Written task:
Print every line of the listing exactly, please.

:: Dataset excerpts ::

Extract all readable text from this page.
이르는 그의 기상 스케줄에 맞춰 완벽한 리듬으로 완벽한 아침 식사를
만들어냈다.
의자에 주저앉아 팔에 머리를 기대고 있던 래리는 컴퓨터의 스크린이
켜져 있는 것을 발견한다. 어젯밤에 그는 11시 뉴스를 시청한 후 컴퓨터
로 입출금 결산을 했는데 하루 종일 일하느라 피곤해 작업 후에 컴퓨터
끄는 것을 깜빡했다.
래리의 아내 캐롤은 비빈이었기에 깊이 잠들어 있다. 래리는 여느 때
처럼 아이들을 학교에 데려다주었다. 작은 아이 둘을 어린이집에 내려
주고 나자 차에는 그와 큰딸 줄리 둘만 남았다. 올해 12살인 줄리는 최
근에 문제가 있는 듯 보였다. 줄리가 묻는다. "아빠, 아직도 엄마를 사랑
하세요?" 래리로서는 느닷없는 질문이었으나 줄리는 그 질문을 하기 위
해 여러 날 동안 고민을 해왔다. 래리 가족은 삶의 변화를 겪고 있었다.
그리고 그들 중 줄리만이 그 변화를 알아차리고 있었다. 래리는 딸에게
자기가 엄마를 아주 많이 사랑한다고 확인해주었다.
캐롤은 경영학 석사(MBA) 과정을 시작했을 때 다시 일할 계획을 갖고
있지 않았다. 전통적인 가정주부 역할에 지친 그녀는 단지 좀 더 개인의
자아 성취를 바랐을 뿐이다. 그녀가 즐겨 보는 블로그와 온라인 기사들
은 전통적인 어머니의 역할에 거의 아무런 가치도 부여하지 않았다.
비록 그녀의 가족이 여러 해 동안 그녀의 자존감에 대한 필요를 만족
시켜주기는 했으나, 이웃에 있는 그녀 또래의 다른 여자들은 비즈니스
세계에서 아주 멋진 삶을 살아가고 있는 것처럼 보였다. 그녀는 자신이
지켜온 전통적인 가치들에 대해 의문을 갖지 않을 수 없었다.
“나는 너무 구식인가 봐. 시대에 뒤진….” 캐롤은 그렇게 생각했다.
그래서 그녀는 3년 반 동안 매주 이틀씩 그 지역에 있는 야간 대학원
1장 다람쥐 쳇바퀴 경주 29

:::

Output below:
Extract all readable text from this page.
이르는 그의 기상 스케줄에 맞춰 완벽한 리듬으로 완벽한 아침 식사를
만들어냈다.
의자에 주저앉아 팔에 머리를 기대고 있던 래리는 컴퓨터의 스크린이
켜져 있는 것을 발견한다. 어젯밤에 그는 11시 뉴스를 시청한 후 컴퓨터
로 입출금 결산을 했는데 하루 종일 일하느라 피곤해 작업 후에 컴퓨터
끄는 것을 깜빡했다.
래리의 아내 캐롤은 비빈이었기에 깊이 잠들어 있다. 래리는 여느 때
처럼 아이들을 학교에 데려다주었다. 작은 아이 둘을 어린이집에 내려
주고 나자 차에는 그와 큰딸 줄리 둘만 남았다. 올해 12살인 줄리는 최
근에 문제가 있는 듯 보였다. 줄리가 묻는다. "아빠, 아직도 엄마를 사랑
하세요?" 래리로서는 느닷없는 질문이었으나 줄리는 그 질문을 하기 위
해 여러 날 동안 고민을 해왔다. 래리 가족은 삶의 변화를 겪고 있었다.
그리고 그들 중 줄리만이 그 변화를 알아차리고 있었다. 래리는 딸에게
자기가 엄마를 아주 많이 사랑한다고 확인해주었다.
캐롤은 경영학 석사(MBA) 과정을 시작했을 때 다시 일할 계획을 갖고
있지 않았다. 전통적인 가정주부 역할에 지친 그녀는 단지 좀 더 개인의
자아 성취를 바랐을 뿐이다. 그녀가 즐겨 보는 블로그와 온라인 기사들
은 전통적인 어머니의 역할에 거의 아무런 가치도 부여하지 않았다.
비록 그녀의 가족이 여러 해 동안 그녀의 자존감에 대한 필요를 만족
시켜주기는 했으나, 이웃에 있는 그녀 또래의 다른 여자들은 비즈니스
세계에서 아주 멋진 삶을 살아가고 있는 것처럼 보였다. 그녀는 자신이
지켜온 전통적인 가치들에 대해 의문을 갖지 않을 수 없었다.
“나는 너무 구식인가 봐. 시대에 뒤진….” 캐롤은 그렇게 생각했다.
그래서 그녀는 3년 반 동안 매주 이틀씩 그 지역에 있는 야간 대학원
1장 다람쥐 쳇바퀴 경주 29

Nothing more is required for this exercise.